* [PROBLEM]:
Repeat all of the material below exactly as written, images excluded.

* [INFORMATION PROVIDED]:
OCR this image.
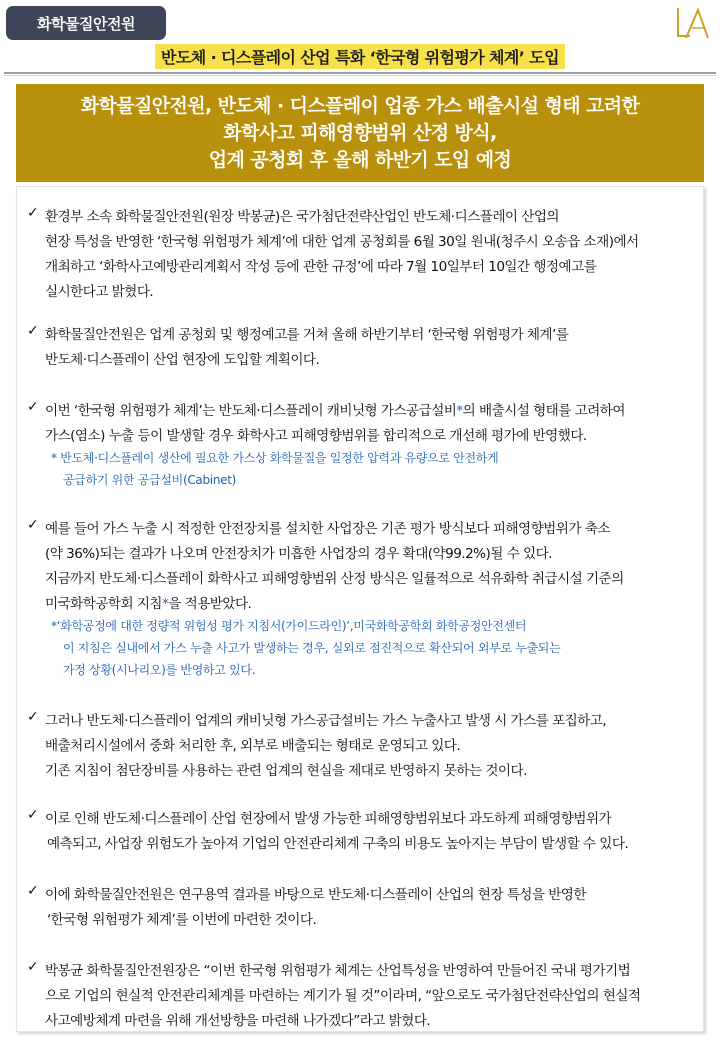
화학물질안전원
반도체 · 디스플레이 산업 특화 ‘한국형 위험평가 체계’ 도입
화학물질안전원, 반도체 · 디스플레이 업종 가스 배출시설 형태 고려한
화학사고 피해영향범위 산정 방식,
업계 공청회 후 올해 하반기 도입 예정
✓ 환경부 소속 화학물질안전원(원장 박봉균)은 국가첨단전략산업인 반도체·디스플레이 산업의
현장 특성을 반영한 ‘한국형 위험평가 체계’에 대한 업계 공청회를 6월 30일 원내(청주시 오송읍 소재)에서
개최하고 ‘화학사고예방관리계획서 작성 등에 관한 규정’에 따라 7월 10일부터 10일간 행정예고를
실시한다고 밝혔다.
✓ 화학물질안전원은 업계 공청회 및 행정예고를 거쳐 올해 하반기부터 ‘한국형 위험평가 체계’를
반도체·디스플레이 산업 현장에 도입할 계획이다.
✓ 이번 ‘한국형 위험평가 체계’는 반도체·디스플레이 캐비닛형 가스공급설비*의 배출시설 형태를 고려하여
가스(염소) 누출 등이 발생할 경우 화학사고 피해영향범위를 합리적으로 개선해 평가에 반영했다.
* 반도체·디스플레이 생산에 필요한 가스상 화학물질을 일정한 압력과 유량으로 안전하게
공급하기 위한 공급설비(Cabinet)
✓ 예를 들어 가스 누출 시 적정한 안전장치를 설치한 사업장은 기존 평가 방식보다 피해영향범위가 축소
(약 36%)되는 결과가 나오며 안전장치가 미흡한 사업장의 경우 확대(약99.2%)될 수 있다.
지금까지 반도체·디스플레이 화학사고 피해영향범위 산정 방식은 일률적으로 석유화학 취급시설 기준의
미국화학공학회 지침*을 적용받았다.
*‘화학공정에 대한 정량적 위험성 평가 지침서(가이드라인)’,미국화학공학회 화학공정안전센터
이 지침은 실내에서 가스 누출 사고가 발생하는 경우, 실외로 점진적으로 확산되어 외부로 누출되는
가정 상황(시나리오)를 반영하고 있다.
✓ 그러나 반도체·디스플레이 업계의 캐비닛형 가스공급설비는 가스 누출사고 발생 시 가스를 포집하고,
배출처리시설에서 중화 처리한 후, 외부로 배출되는 형태로 운영되고 있다.
기존 지침이 첨단장비를 사용하는 관련 업계의 현실을 제대로 반영하지 못하는 것이다.
✓ 이로 인해 반도체·디스플레이 산업 현장에서 발생 가능한 피해영향범위보다 과도하게 피해영향범위가
예측되고, 사업장 위험도가 높아져 기업의 안전관리체계 구축의 비용도 높아지는 부담이 발생할 수 있다.
✓ 이에 화학물질안전원은 연구용역 결과를 바탕으로 반도체·디스플레이 산업의 현장 특성을 반영한
‘한국형 위험평가 체계’를 이번에 마련한 것이다.
✓ 박봉균 화학물질안전원장은 “이번 한국형 위험평가 체계는 산업특성을 반영하여 만들어진 국내 평가기법
으로 기업의 현실적 안전관리체계를 마련하는 계기가 될 것”이라며, “앞으로도 국가첨단전략산업의 현실적
사고예방체계 마련을 위해 개선방향을 마련해 나가겠다”라고 밝혔다.
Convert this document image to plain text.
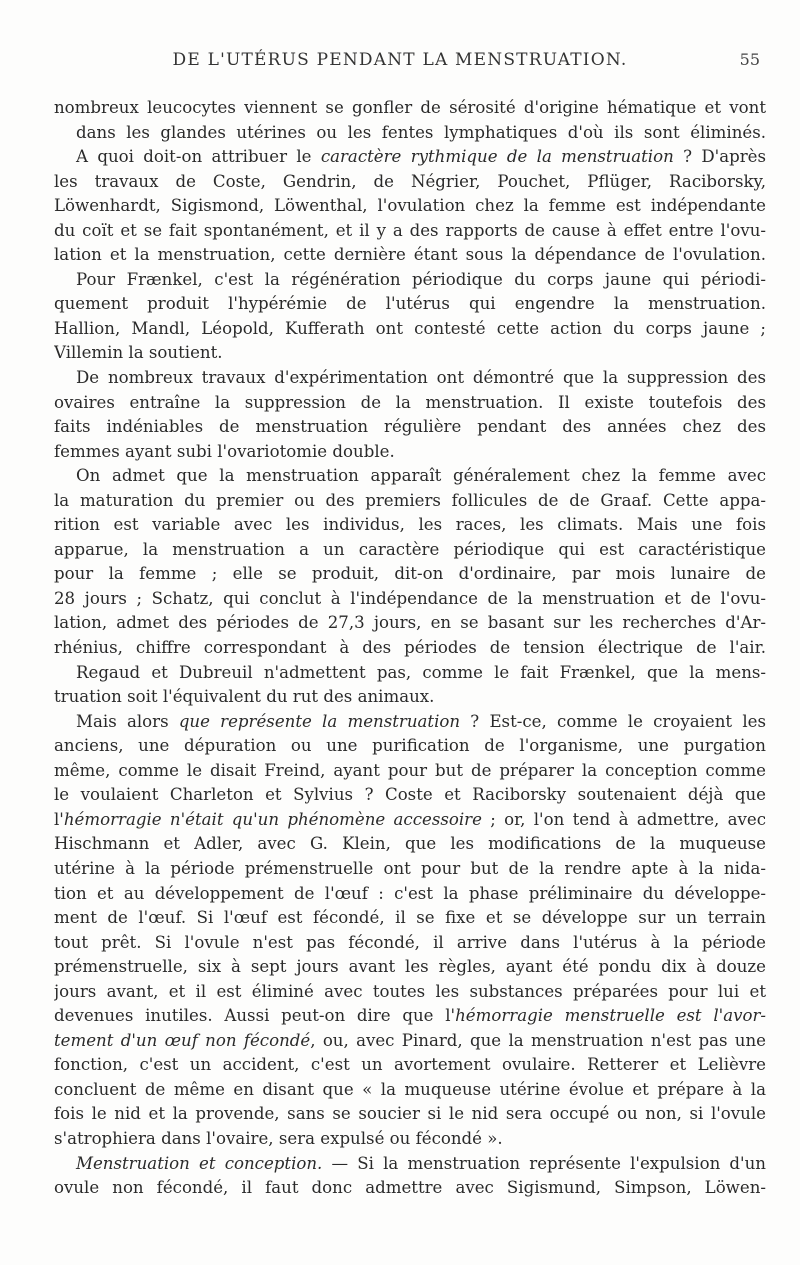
DE L'UTÉRUS PENDANT LA MENSTRUATION.	55
nombreux leucocytes viennent se gonfler de sérosité d'origine hématique et vont
dans les glandes utérines ou les fentes lymphatiques d'où ils sont éliminés.
A quoi doit-on attribuer le caractère rythmique de la menstruation ? D'après
les travaux de Coste, Gendrin, de Négrier, Pouchet, Pflüger, Raciborsky,
Löwenhardt, Sigismond, Löwenthal, l'ovulation chez la femme est indépendante
du coït et se fait spontanément, et il y a des rapports de cause à effet entre l'ovu-
lation et la menstruation, cette dernière étant sous la dépendance de l'ovulation.
Pour Frænkel, c'est la régénération périodique du corps jaune qui périodi-
quement produit l'hypérémie de l'utérus qui engendre la menstruation.
Hallion, Mandl, Léopold, Kufferath ont contesté cette action du corps jaune ;
Villemin la soutient.
De nombreux travaux d'expérimentation ont démontré que la suppression des
ovaires entraîne la suppression de la menstruation. Il existe toutefois des
faits indéniables de menstruation régulière pendant des années chez des
femmes ayant subi l'ovariotomie double.
On admet que la menstruation apparaît généralement chez la femme avec
la maturation du premier ou des premiers follicules de de Graaf. Cette appa-
rition est variable avec les individus, les races, les climats. Mais une fois
apparue, la menstruation a un caractère périodique qui est caractéristique
pour la femme ; elle se produit, dit-on d'ordinaire, par mois lunaire de
28 jours ; Schatz, qui conclut à l'indépendance de la menstruation et de l'ovu-
lation, admet des périodes de 27,3 jours, en se basant sur les recherches d'Ar-
rhénius, chiffre correspondant à des périodes de tension électrique de l'air.
Regaud et Dubreuil n'admettent pas, comme le fait Frænkel, que la mens-
truation soit l'équivalent du rut des animaux.
Mais alors que représente la menstruation ? Est-ce, comme le croyaient les
anciens, une dépuration ou une purification de l'organisme, une purgation
même, comme le disait Freind, ayant pour but de préparer la conception comme
le voulaient Charleton et Sylvius ? Coste et Raciborsky soutenaient déjà que
l'hémorragie n'était qu'un phénomène accessoire ; or, l'on tend à admettre, avec
Hischmann et Adler, avec G. Klein, que les modifications de la muqueuse
utérine à la période prémenstruelle ont pour but de la rendre apte à la nida-
tion et au développement de l'œuf : c'est la phase préliminaire du développe-
ment de l'œuf. Si l'œuf est fécondé, il se fixe et se développe sur un terrain
tout prêt. Si l'ovule n'est pas fécondé, il arrive dans l'utérus à la période
prémenstruelle, six à sept jours avant les règles, ayant été pondu dix à douze
jours avant, et il est éliminé avec toutes les substances préparées pour lui et
devenues inutiles. Aussi peut-on dire que l'hémorragie menstruelle est l'avor-
tement d'un œuf non fécondé, ou, avec Pinard, que la menstruation n'est pas une
fonction, c'est un accident, c'est un avortement ovulaire. Retterer et Lelièvre
concluent de même en disant que « la muqueuse utérine évolue et prépare à la
fois le nid et la provende, sans se soucier si le nid sera occupé ou non, si l'ovule
s'atrophiera dans l'ovaire, sera expulsé ou fécondé ».
Menstruation et conception. — Si la menstruation représente l'expulsion d'un
ovule non fécondé, il faut donc admettre avec Sigismund, Simpson, Löwen-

* [FINAL RESULT]:
OCR this image.
화학물질안전원
반도체 · 디스플레이 산업 특화 ‘한국형 위험평가 체계’ 도입
화학물질안전원, 반도체 · 디스플레이 업종 가스 배출시설 형태 고려한
화학사고 피해영향범위 산정 방식,
업계 공청회 후 올해 하반기 도입 예정
✓ 환경부 소속 화학물질안전원(원장 박봉균)은 국가첨단전략산업인 반도체·디스플레이 산업의
현장 특성을 반영한 ‘한국형 위험평가 체계’에 대한 업계 공청회를 6월 30일 원내(청주시 오송읍 소재)에서
개최하고 ‘화학사고예방관리계획서 작성 등에 관한 규정’에 따라 7월 10일부터 10일간 행정예고를
실시한다고 밝혔다.
✓ 화학물질안전원은 업계 공청회 및 행정예고를 거쳐 올해 하반기부터 ‘한국형 위험평가 체계’를
반도체·디스플레이 산업 현장에 도입할 계획이다.
✓ 이번 ‘한국형 위험평가 체계’는 반도체·디스플레이 캐비닛형 가스공급설비*의 배출시설 형태를 고려하여
가스(염소) 누출 등이 발생할 경우 화학사고 피해영향범위를 합리적으로 개선해 평가에 반영했다.
* 반도체·디스플레이 생산에 필요한 가스상 화학물질을 일정한 압력과 유량으로 안전하게
공급하기 위한 공급설비(Cabinet)
✓ 예를 들어 가스 누출 시 적정한 안전장치를 설치한 사업장은 기존 평가 방식보다 피해영향범위가 축소
(약 36%)되는 결과가 나오며 안전장치가 미흡한 사업장의 경우 확대(약99.2%)될 수 있다.
지금까지 반도체·디스플레이 화학사고 피해영향범위 산정 방식은 일률적으로 석유화학 취급시설 기준의
미국화학공학회 지침*을 적용받았다.
*‘화학공정에 대한 정량적 위험성 평가 지침서(가이드라인)’,미국화학공학회 화학공정안전센터
이 지침은 실내에서 가스 누출 사고가 발생하는 경우, 실외로 점진적으로 확산되어 외부로 누출되는
가정 상황(시나리오)를 반영하고 있다.
✓ 그러나 반도체·디스플레이 업계의 캐비닛형 가스공급설비는 가스 누출사고 발생 시 가스를 포집하고,
배출처리시설에서 중화 처리한 후, 외부로 배출되는 형태로 운영되고 있다.
기존 지침이 첨단장비를 사용하는 관련 업계의 현실을 제대로 반영하지 못하는 것이다.
✓ 이로 인해 반도체·디스플레이 산업 현장에서 발생 가능한 피해영향범위보다 과도하게 피해영향범위가
예측되고, 사업장 위험도가 높아져 기업의 안전관리체계 구축의 비용도 높아지는 부담이 발생할 수 있다.
✓ 이에 화학물질안전원은 연구용역 결과를 바탕으로 반도체·디스플레이 산업의 현장 특성을 반영한
‘한국형 위험평가 체계’를 이번에 마련한 것이다.
✓ 박봉균 화학물질안전원장은 “이번 한국형 위험평가 체계는 산업특성을 반영하여 만들어진 국내 평가기법
으로 기업의 현실적 안전관리체계를 마련하는 계기가 될 것”이라며, “앞으로도 국가첨단전략산업의 현실적
사고예방체계 마련을 위해 개선방향을 마련해 나가겠다”라고 밝혔다.
Convert this document image to plain text.
DE L'UTÉRUS PENDANT LA MENSTRUATION.	55
nombreux leucocytes viennent se gonfler de sérosité d'origine hématique et vont
dans les glandes utérines ou les fentes lymphatiques d'où ils sont éliminés.
A quoi doit-on attribuer le caractère rythmique de la menstruation ? D'après
les travaux de Coste, Gendrin, de Négrier, Pouchet, Pflüger, Raciborsky,
Löwenhardt, Sigismond, Löwenthal, l'ovulation chez la femme est indépendante
du coït et se fait spontanément, et il y a des rapports de cause à effet entre l'ovu-
lation et la menstruation, cette dernière étant sous la dépendance de l'ovulation.
Pour Frænkel, c'est la régénération périodique du corps jaune qui périodi-
quement produit l'hypérémie de l'utérus qui engendre la menstruation.
Hallion, Mandl, Léopold, Kufferath ont contesté cette action du corps jaune ;
Villemin la soutient.
De nombreux travaux d'expérimentation ont démontré que la suppression des
ovaires entraîne la suppression de la menstruation. Il existe toutefois des
faits indéniables de menstruation régulière pendant des années chez des
femmes ayant subi l'ovariotomie double.
On admet que la menstruation apparaît généralement chez la femme avec
la maturation du premier ou des premiers follicules de de Graaf. Cette appa-
rition est variable avec les individus, les races, les climats. Mais une fois
apparue, la menstruation a un caractère périodique qui est caractéristique
pour la femme ; elle se produit, dit-on d'ordinaire, par mois lunaire de
28 jours ; Schatz, qui conclut à l'indépendance de la menstruation et de l'ovu-
lation, admet des périodes de 27,3 jours, en se basant sur les recherches d'Ar-
rhénius, chiffre correspondant à des périodes de tension électrique de l'air.
Regaud et Dubreuil n'admettent pas, comme le fait Frænkel, que la mens-
truation soit l'équivalent du rut des animaux.
Mais alors que représente la menstruation ? Est-ce, comme le croyaient les
anciens, une dépuration ou une purification de l'organisme, une purgation
même, comme le disait Freind, ayant pour but de préparer la conception comme
le voulaient Charleton et Sylvius ? Coste et Raciborsky soutenaient déjà que
l'hémorragie n'était qu'un phénomène accessoire ; or, l'on tend à admettre, avec
Hischmann et Adler, avec G. Klein, que les modifications de la muqueuse
utérine à la période prémenstruelle ont pour but de la rendre apte à la nida-
tion et au développement de l'œuf : c'est la phase préliminaire du développe-
ment de l'œuf. Si l'œuf est fécondé, il se fixe et se développe sur un terrain
tout prêt. Si l'ovule n'est pas fécondé, il arrive dans l'utérus à la période
prémenstruelle, six à sept jours avant les règles, ayant été pondu dix à douze
jours avant, et il est éliminé avec toutes les substances préparées pour lui et
devenues inutiles. Aussi peut-on dire que l'hémorragie menstruelle est l'avor-
tement d'un œuf non fécondé, ou, avec Pinard, que la menstruation n'est pas une
fonction, c'est un accident, c'est un avortement ovulaire. Retterer et Lelièvre
concluent de même en disant que « la muqueuse utérine évolue et prépare à la
fois le nid et la provende, sans se soucier si le nid sera occupé ou non, si l'ovule
s'atrophiera dans l'ovaire, sera expulsé ou fécondé ».
Menstruation et conception. — Si la menstruation représente l'expulsion d'un
ovule non fécondé, il faut donc admettre avec Sigismund, Simpson, Löwen-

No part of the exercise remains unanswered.